◆ **COMPLETE THE FOLLOWING**
1. According to the SEM contact excerpt, what is the address of the SEM headquarters?
2. Reproduce the portion of the SEM contact excerpt starting at "12. SEM address" and ending at "the mailbox addresses.".

◆ **PAGE EXCERPT**
Start of Block

12. SEM address and contact

  • SEM headquarters: State Secretariat for Migration, Quellenweg 6, 3003 Bern-Wabern
  • Telephone SEM (main number): +41 58 465 11 11
  • Web / contact forms: https://www.sem.admin.ch — the current, topic-specific e-mail addresses and contact forms (foreign nationals area, asylum, citizenship) are to be taken from the official contact area of the SEM website, as the SEM periodically adjusts the mailbox addresses.

Important: the SEM does not answer individual legal questions via the general contact channels. For a concrete proceeding, the migration office of the canton of residence (via the relevant file) is generally responsible.

End of Block

[Page layout parsing data]

Start of Block

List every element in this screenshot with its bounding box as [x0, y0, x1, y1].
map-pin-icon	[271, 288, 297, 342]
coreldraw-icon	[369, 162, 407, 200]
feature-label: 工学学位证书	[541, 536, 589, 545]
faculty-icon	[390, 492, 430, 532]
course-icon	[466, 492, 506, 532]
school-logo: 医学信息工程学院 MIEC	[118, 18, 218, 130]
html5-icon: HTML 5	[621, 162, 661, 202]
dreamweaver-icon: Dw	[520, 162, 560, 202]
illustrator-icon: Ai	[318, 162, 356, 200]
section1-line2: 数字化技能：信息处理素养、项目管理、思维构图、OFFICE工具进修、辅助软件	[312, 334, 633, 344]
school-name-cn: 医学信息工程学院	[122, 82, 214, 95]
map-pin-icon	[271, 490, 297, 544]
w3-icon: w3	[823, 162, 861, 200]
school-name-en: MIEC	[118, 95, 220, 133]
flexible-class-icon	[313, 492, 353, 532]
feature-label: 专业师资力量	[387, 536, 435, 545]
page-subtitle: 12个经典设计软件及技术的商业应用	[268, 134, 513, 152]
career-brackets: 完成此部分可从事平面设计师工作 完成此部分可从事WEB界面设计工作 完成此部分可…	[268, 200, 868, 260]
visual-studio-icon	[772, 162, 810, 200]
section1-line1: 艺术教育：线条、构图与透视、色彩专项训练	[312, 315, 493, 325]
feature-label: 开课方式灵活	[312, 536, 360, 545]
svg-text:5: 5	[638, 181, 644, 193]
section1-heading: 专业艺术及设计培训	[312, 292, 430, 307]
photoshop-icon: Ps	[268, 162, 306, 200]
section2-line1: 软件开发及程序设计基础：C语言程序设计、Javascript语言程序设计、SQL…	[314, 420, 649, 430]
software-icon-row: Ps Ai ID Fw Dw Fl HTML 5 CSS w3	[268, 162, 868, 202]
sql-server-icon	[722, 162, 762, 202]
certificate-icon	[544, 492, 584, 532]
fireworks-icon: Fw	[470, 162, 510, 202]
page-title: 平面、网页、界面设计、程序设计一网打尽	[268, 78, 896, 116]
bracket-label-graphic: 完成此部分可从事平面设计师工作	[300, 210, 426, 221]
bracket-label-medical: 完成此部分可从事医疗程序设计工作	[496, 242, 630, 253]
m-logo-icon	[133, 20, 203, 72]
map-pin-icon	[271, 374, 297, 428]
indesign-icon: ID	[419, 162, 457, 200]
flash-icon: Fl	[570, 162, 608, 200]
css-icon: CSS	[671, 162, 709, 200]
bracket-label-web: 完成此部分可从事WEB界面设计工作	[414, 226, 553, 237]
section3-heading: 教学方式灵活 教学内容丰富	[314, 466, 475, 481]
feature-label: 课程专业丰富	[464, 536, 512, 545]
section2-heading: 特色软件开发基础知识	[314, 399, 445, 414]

End of Block

◆ **EXPECTED RESULTS**
1. Quellenweg 6, 3003 Bern-Wabern

2.
12. SEM address and contact

  • SEM headquarters: State Secretariat for Migration, Quellenweg 6, 3003 Bern-Wabern
  • Telephone SEM (main number): +41 58 465 11 11
  • Web / contact forms: https://www.sem.admin.ch — the current, topic-specific e-mail addresses and contact forms (foreign nationals area, asylum, citizenship) are to be taken from the official contact area of the SEM website, as the SEM periodically adjusts the mailbox addresses.